----- INPUT RECORDS -----
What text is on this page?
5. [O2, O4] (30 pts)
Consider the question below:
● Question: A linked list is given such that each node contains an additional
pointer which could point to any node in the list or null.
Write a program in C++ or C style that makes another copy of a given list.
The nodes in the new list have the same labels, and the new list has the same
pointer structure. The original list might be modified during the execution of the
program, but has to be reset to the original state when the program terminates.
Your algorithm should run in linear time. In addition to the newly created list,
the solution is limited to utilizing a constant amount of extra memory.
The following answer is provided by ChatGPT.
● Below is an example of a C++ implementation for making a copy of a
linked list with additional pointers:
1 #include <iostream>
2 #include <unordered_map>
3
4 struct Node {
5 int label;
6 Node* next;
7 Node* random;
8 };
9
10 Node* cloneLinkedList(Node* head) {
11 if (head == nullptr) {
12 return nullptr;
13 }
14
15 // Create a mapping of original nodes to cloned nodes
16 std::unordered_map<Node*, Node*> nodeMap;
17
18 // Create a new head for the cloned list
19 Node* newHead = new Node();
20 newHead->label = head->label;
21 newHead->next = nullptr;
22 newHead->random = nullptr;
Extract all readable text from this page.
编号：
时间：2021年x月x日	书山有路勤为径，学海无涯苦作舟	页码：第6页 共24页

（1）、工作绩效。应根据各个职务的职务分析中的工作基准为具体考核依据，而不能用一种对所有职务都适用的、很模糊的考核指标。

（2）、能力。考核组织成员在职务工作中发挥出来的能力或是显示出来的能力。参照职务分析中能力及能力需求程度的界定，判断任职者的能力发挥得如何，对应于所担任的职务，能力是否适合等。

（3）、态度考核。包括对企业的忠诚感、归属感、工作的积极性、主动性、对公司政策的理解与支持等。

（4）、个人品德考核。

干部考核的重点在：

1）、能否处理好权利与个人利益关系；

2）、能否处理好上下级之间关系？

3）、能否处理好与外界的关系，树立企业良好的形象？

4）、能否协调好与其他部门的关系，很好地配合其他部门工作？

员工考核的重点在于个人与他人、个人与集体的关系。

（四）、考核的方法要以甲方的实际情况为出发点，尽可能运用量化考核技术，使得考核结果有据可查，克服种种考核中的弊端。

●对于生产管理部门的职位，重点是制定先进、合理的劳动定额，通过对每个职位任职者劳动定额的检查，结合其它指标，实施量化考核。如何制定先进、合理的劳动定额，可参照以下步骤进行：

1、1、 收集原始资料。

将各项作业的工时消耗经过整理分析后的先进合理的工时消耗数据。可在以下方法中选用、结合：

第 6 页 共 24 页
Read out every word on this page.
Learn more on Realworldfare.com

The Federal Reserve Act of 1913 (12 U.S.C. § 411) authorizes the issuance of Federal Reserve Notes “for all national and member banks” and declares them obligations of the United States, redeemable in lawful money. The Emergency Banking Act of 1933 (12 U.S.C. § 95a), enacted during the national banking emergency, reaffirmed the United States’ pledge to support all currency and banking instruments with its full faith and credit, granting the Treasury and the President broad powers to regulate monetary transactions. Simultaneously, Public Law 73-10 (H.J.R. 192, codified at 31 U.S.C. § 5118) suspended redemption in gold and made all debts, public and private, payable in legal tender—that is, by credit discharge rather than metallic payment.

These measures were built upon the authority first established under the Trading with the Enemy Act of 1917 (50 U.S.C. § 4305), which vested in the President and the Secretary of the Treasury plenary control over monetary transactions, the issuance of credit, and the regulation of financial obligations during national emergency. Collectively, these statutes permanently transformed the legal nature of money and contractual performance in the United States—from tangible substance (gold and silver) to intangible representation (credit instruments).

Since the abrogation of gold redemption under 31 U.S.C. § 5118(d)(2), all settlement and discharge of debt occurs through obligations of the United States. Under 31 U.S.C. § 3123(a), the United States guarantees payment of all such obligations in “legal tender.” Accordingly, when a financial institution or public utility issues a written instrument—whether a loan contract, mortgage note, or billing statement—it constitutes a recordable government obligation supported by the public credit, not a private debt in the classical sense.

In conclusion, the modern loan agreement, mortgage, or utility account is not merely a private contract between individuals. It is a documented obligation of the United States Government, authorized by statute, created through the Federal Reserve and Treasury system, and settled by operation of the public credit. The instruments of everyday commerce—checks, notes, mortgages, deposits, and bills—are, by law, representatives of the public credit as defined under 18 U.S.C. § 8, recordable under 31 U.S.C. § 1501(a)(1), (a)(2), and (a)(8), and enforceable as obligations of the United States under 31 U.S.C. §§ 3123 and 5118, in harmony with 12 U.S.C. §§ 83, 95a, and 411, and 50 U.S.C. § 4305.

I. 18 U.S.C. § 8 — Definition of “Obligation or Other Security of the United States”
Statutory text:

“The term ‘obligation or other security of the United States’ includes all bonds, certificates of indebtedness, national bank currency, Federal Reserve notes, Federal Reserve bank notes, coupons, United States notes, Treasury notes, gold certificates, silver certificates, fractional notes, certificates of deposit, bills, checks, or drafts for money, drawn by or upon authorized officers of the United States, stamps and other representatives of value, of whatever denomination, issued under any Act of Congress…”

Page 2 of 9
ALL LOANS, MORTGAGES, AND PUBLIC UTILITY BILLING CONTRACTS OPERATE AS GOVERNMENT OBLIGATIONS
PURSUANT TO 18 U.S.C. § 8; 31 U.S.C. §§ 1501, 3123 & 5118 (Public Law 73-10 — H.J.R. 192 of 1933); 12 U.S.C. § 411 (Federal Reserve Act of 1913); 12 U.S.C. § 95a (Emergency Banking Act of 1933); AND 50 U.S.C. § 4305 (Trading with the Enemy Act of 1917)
-----
> PROBLEM REQUIREMENTS
Please quote the records above exactly, without skipping a line.

> OUTPUT OF THE TASK
What text is on this page?
5. [O2, O4] (30 pts)
Consider the question below:
● Question: A linked list is given such that each node contains an additional
pointer which could point to any node in the list or null.
Write a program in C++ or C style that makes another copy of a given list.
The nodes in the new list have the same labels, and the new list has the same
pointer structure. The original list might be modified during the execution of the
program, but has to be reset to the original state when the program terminates.
Your algorithm should run in linear time. In addition to the newly created list,
the solution is limited to utilizing a constant amount of extra memory.
The following answer is provided by ChatGPT.
● Below is an example of a C++ implementation for making a copy of a
linked list with additional pointers:
1 #include <iostream>
2 #include <unordered_map>
3
4 struct Node {
5 int label;
6 Node* next;
7 Node* random;
8 };
9
10 Node* cloneLinkedList(Node* head) {
11 if (head == nullptr) {
12 return nullptr;
13 }
14
15 // Create a mapping of original nodes to cloned nodes
16 std::unordered_map<Node*, Node*> nodeMap;
17
18 // Create a new head for the cloned list
19 Node* newHead = new Node();
20 newHead->label = head->label;
21 newHead->next = nullptr;
22 newHead->random = nullptr;
Extract all readable text from this page.
编号：
时间：2021年x月x日	书山有路勤为径，学海无涯苦作舟	页码：第6页 共24页

（1）、工作绩效。应根据各个职务的职务分析中的工作基准为具体考核依据，而不能用一种对所有职务都适用的、很模糊的考核指标。

（2）、能力。考核组织成员在职务工作中发挥出来的能力或是显示出来的能力。参照职务分析中能力及能力需求程度的界定，判断任职者的能力发挥得如何，对应于所担任的职务，能力是否适合等。

（3）、态度考核。包括对企业的忠诚感、归属感、工作的积极性、主动性、对公司政策的理解与支持等。

（4）、个人品德考核。

干部考核的重点在：

1）、能否处理好权利与个人利益关系；

2）、能否处理好上下级之间关系？

3）、能否处理好与外界的关系，树立企业良好的形象？

4）、能否协调好与其他部门的关系，很好地配合其他部门工作？

员工考核的重点在于个人与他人、个人与集体的关系。

（四）、考核的方法要以甲方的实际情况为出发点，尽可能运用量化考核技术，使得考核结果有据可查，克服种种考核中的弊端。

●对于生产管理部门的职位，重点是制定先进、合理的劳动定额，通过对每个职位任职者劳动定额的检查，结合其它指标，实施量化考核。如何制定先进、合理的劳动定额，可参照以下步骤进行：

1、1、 收集原始资料。

将各项作业的工时消耗经过整理分析后的先进合理的工时消耗数据。可在以下方法中选用、结合：

第 6 页 共 24 页
Read out every word on this page.
Learn more on Realworldfare.com

The Federal Reserve Act of 1913 (12 U.S.C. § 411) authorizes the issuance of Federal Reserve Notes “for all national and member banks” and declares them obligations of the United States, redeemable in lawful money. The Emergency Banking Act of 1933 (12 U.S.C. § 95a), enacted during the national banking emergency, reaffirmed the United States’ pledge to support all currency and banking instruments with its full faith and credit, granting the Treasury and the President broad powers to regulate monetary transactions. Simultaneously, Public Law 73-10 (H.J.R. 192, codified at 31 U.S.C. § 5118) suspended redemption in gold and made all debts, public and private, payable in legal tender—that is, by credit discharge rather than metallic payment.

These measures were built upon the authority first established under the Trading with the Enemy Act of 1917 (50 U.S.C. § 4305), which vested in the President and the Secretary of the Treasury plenary control over monetary transactions, the issuance of credit, and the regulation of financial obligations during national emergency. Collectively, these statutes permanently transformed the legal nature of money and contractual performance in the United States—from tangible substance (gold and silver) to intangible representation (credit instruments).

Since the abrogation of gold redemption under 31 U.S.C. § 5118(d)(2), all settlement and discharge of debt occurs through obligations of the United States. Under 31 U.S.C. § 3123(a), the United States guarantees payment of all such obligations in “legal tender.” Accordingly, when a financial institution or public utility issues a written instrument—whether a loan contract, mortgage note, or billing statement—it constitutes a recordable government obligation supported by the public credit, not a private debt in the classical sense.

In conclusion, the modern loan agreement, mortgage, or utility account is not merely a private contract between individuals. It is a documented obligation of the United States Government, authorized by statute, created through the Federal Reserve and Treasury system, and settled by operation of the public credit. The instruments of everyday commerce—checks, notes, mortgages, deposits, and bills—are, by law, representatives of the public credit as defined under 18 U.S.C. § 8, recordable under 31 U.S.C. § 1501(a)(1), (a)(2), and (a)(8), and enforceable as obligations of the United States under 31 U.S.C. §§ 3123 and 5118, in harmony with 12 U.S.C. §§ 83, 95a, and 411, and 50 U.S.C. § 4305.

I. 18 U.S.C. § 8 — Definition of “Obligation or Other Security of the United States”
Statutory text:

“The term ‘obligation or other security of the United States’ includes all bonds, certificates of indebtedness, national bank currency, Federal Reserve notes, Federal Reserve bank notes, coupons, United States notes, Treasury notes, gold certificates, silver certificates, fractional notes, certificates of deposit, bills, checks, or drafts for money, drawn by or upon authorized officers of the United States, stamps and other representatives of value, of whatever denomination, issued under any Act of Congress…”

Page 2 of 9
ALL LOANS, MORTGAGES, AND PUBLIC UTILITY BILLING CONTRACTS OPERATE AS GOVERNMENT OBLIGATIONS
PURSUANT TO 18 U.S.C. § 8; 31 U.S.C. §§ 1501, 3123 & 5118 (Public Law 73-10 — H.J.R. 192 of 1933); 12 U.S.C. § 411 (Federal Reserve Act of 1913); 12 U.S.C. § 95a (Emergency Banking Act of 1933); AND 50 U.S.C. § 4305 (Trading with the Enemy Act of 1917)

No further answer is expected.